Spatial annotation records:
────────────────
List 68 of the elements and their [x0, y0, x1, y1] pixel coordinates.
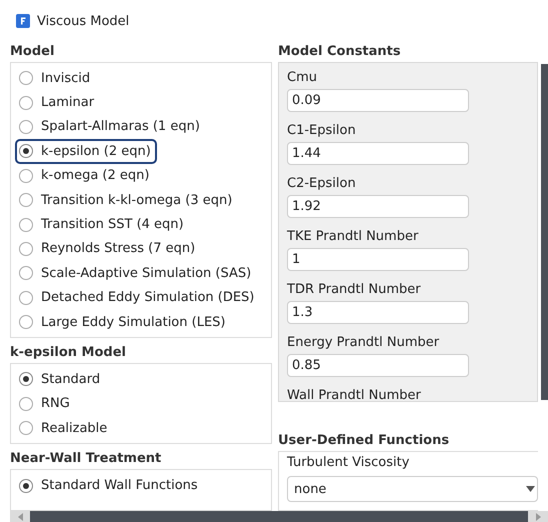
window-title: Viscous Model	[37, 14, 130, 28]
field-label: Wall Prandtl Number	[287, 387, 422, 401]
option-label: Transition SST (4 eqn)	[41, 217, 184, 232]
field-label: TKE Prandtl Number	[287, 228, 420, 246]
field-label: C1-Epsilon	[287, 122, 357, 140]
option-label: Standard	[41, 372, 100, 387]
option-label: RNG	[41, 396, 70, 412]
dropdown[interactable]: none	[287, 476, 538, 502]
field-label: Energy Prandtl Number	[287, 334, 440, 352]
input-field[interactable]: 1.44	[287, 142, 469, 165]
radio-button[interactable]	[19, 193, 33, 208]
radio-option[interactable]: Transition SST (4 eqn)	[15, 212, 190, 237]
option-label: Laminar	[41, 95, 94, 110]
section-heading: Model Constants	[278, 43, 402, 61]
radio-option[interactable]: k-epsilon (2 eqn)	[15, 139, 157, 164]
input-field[interactable]: 1	[287, 248, 469, 271]
radio-button[interactable]	[19, 290, 33, 305]
field-label: Cmu	[287, 69, 318, 87]
radio-option[interactable]: Detached Eddy Simulation (DES)	[15, 286, 260, 310]
radio-button[interactable]	[19, 242, 33, 256]
option-label: Detached Eddy Simulation (DES)	[41, 290, 254, 306]
radio-button[interactable]	[19, 120, 33, 134]
input-field[interactable]: 0.09	[287, 89, 469, 112]
option-label: k-epsilon (2 eqn)	[41, 144, 151, 159]
option-label: Realizable	[41, 420, 108, 436]
radio-option[interactable]: Spalart-Allmaras (1 eqn)	[15, 114, 206, 140]
radio-option[interactable]: Laminar	[15, 90, 100, 115]
input-field[interactable]: 1.3	[287, 301, 469, 324]
radio-button[interactable]	[19, 315, 33, 330]
input-field[interactable]: 0.85	[287, 354, 469, 377]
section-heading: Model	[10, 43, 56, 61]
option-label: Reynolds Stress (7 eqn)	[41, 241, 196, 256]
scrollbar[interactable]	[10, 511, 548, 522]
radio-button[interactable]	[19, 396, 33, 411]
radio-option[interactable]: Large Eddy Simulation (LES)	[15, 310, 232, 334]
radio-button[interactable]	[19, 372, 33, 386]
field-label: Turbulent Viscosity	[287, 454, 410, 472]
radio-option[interactable]: Scale-Adaptive Simulation (SAS)	[15, 261, 258, 286]
radio-option[interactable]: k-omega (2 eqn)	[15, 164, 156, 188]
radio-option[interactable]: Inviscid	[15, 66, 96, 90]
option-label: Transition k-kl-omega (3 eqn)	[41, 192, 232, 208]
option-label: Inviscid	[41, 70, 90, 86]
option-label: Standard Wall Functions	[41, 478, 198, 494]
section-heading: User-Defined Functions	[278, 432, 450, 450]
section-heading: Near-Wall Treatment	[10, 450, 162, 468]
caret-icon	[526, 486, 535, 492]
radio-button[interactable]	[19, 266, 33, 280]
right-arrow-icon	[536, 512, 540, 520]
radio-button[interactable]	[19, 168, 33, 183]
radio-button[interactable]	[19, 218, 33, 232]
radio-option[interactable]: Transition k-kl-omega (3 eqn)	[15, 188, 238, 212]
field-label: C2-Epsilon	[287, 175, 357, 193]
scrollbar[interactable]	[541, 64, 548, 400]
option-label: Large Eddy Simulation (LES)	[41, 314, 226, 330]
field-label: TDR Prandtl Number	[287, 281, 422, 299]
option-label: k-omega (2 eqn)	[41, 168, 150, 184]
option-label: Scale-Adaptive Simulation (SAS)	[41, 266, 252, 281]
section-heading: k-epsilon Model	[10, 344, 127, 362]
radio-button[interactable]	[19, 71, 33, 86]
left-arrow-icon	[18, 512, 22, 520]
option-label: Spalart-Allmaras (1 eqn)	[41, 119, 200, 134]
app-icon	[16, 14, 30, 28]
radio-button[interactable]	[19, 478, 33, 493]
input-field[interactable]: 1.92	[287, 195, 469, 218]
radio-option[interactable]: Reynolds Stress (7 eqn)	[15, 236, 202, 262]
radio-button[interactable]	[19, 421, 33, 436]
radio-button[interactable]	[19, 144, 33, 158]
radio-button[interactable]	[19, 96, 33, 110]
────────────────
■ YOUR INSTRUCTIONS ■
Revise the lines starting at the one containing "14, 130, 28]" and ending at the one containing "476, 538, 502]", replacing "option-label" with "choice-label" and keeping everything else the same. Give only those lines.

■ SOLUTION FOR THIS TASK ■
window-title: Viscous Model	[37, 14, 130, 28]
field-label: Wall Prandtl Number	[287, 387, 422, 401]
choice-label: Transition SST (4 eqn)	[41, 217, 184, 232]
field-label: TKE Prandtl Number	[287, 228, 420, 246]
field-label: C1-Epsilon	[287, 122, 357, 140]
choice-label: Standard	[41, 372, 100, 387]
choice-label: RNG	[41, 396, 70, 412]
dropdown[interactable]: none	[287, 476, 538, 502]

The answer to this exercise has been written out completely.